> **Objective**
Find all the lines with "selected" and gather them.

> **Available data**
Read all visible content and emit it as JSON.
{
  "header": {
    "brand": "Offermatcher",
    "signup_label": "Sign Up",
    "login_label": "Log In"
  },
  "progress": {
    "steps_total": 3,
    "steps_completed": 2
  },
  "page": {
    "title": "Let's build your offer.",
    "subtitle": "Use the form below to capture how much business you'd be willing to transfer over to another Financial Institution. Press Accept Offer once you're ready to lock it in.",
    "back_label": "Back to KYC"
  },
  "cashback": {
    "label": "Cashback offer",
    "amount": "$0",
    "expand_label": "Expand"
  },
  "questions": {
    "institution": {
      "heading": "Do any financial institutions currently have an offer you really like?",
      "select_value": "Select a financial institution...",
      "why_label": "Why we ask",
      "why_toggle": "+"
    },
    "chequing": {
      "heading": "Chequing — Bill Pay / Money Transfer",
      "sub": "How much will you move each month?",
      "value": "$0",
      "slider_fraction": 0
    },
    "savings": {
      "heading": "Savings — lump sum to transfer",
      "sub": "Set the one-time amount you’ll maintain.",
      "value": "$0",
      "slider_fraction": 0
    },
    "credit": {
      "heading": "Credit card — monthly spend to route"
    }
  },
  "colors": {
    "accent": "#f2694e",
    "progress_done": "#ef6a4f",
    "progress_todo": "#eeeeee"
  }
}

---

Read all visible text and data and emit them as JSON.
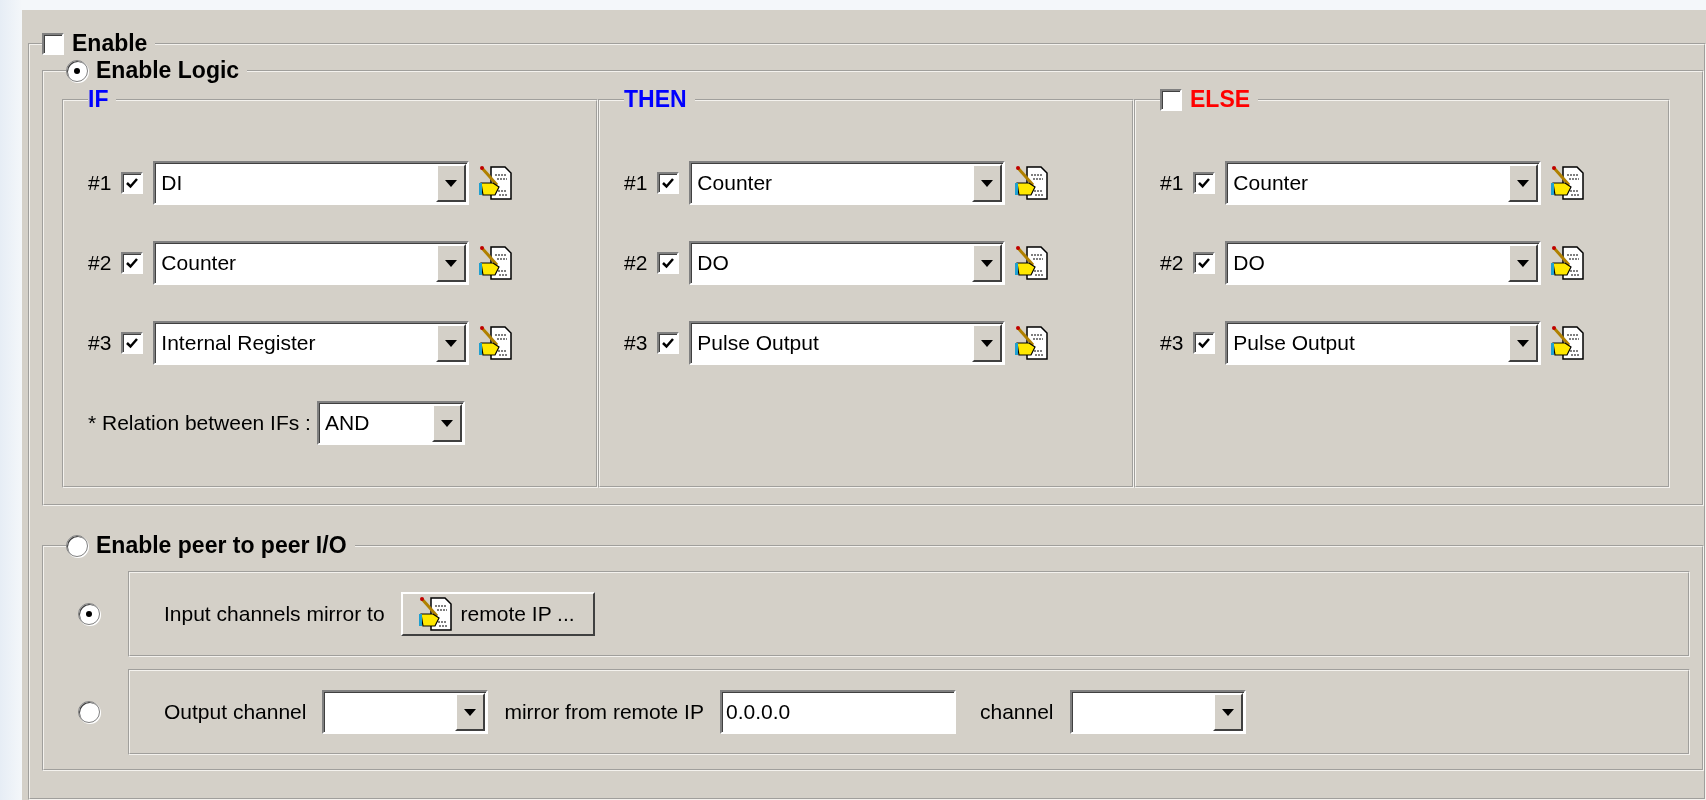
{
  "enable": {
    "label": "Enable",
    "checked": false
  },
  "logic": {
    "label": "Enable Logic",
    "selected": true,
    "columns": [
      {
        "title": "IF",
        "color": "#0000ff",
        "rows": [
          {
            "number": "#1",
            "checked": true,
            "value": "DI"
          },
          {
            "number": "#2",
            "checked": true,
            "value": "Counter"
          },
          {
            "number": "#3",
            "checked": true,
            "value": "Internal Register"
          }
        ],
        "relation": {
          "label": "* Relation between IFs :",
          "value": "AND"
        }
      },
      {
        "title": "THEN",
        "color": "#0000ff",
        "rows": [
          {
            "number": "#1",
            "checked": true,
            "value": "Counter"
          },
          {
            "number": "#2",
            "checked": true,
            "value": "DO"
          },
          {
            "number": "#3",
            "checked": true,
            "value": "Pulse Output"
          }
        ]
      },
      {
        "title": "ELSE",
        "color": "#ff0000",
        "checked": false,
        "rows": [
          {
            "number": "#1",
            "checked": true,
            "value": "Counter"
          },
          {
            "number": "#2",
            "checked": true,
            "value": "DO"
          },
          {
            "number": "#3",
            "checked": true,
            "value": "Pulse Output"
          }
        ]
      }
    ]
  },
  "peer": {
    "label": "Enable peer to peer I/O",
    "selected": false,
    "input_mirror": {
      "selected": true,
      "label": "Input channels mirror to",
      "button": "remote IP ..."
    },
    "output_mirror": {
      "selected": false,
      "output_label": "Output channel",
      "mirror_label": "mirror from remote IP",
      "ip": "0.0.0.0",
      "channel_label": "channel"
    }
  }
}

> **Task response**
    "selected": true,
    "selected": false,
      "selected": true,
      "selected": false,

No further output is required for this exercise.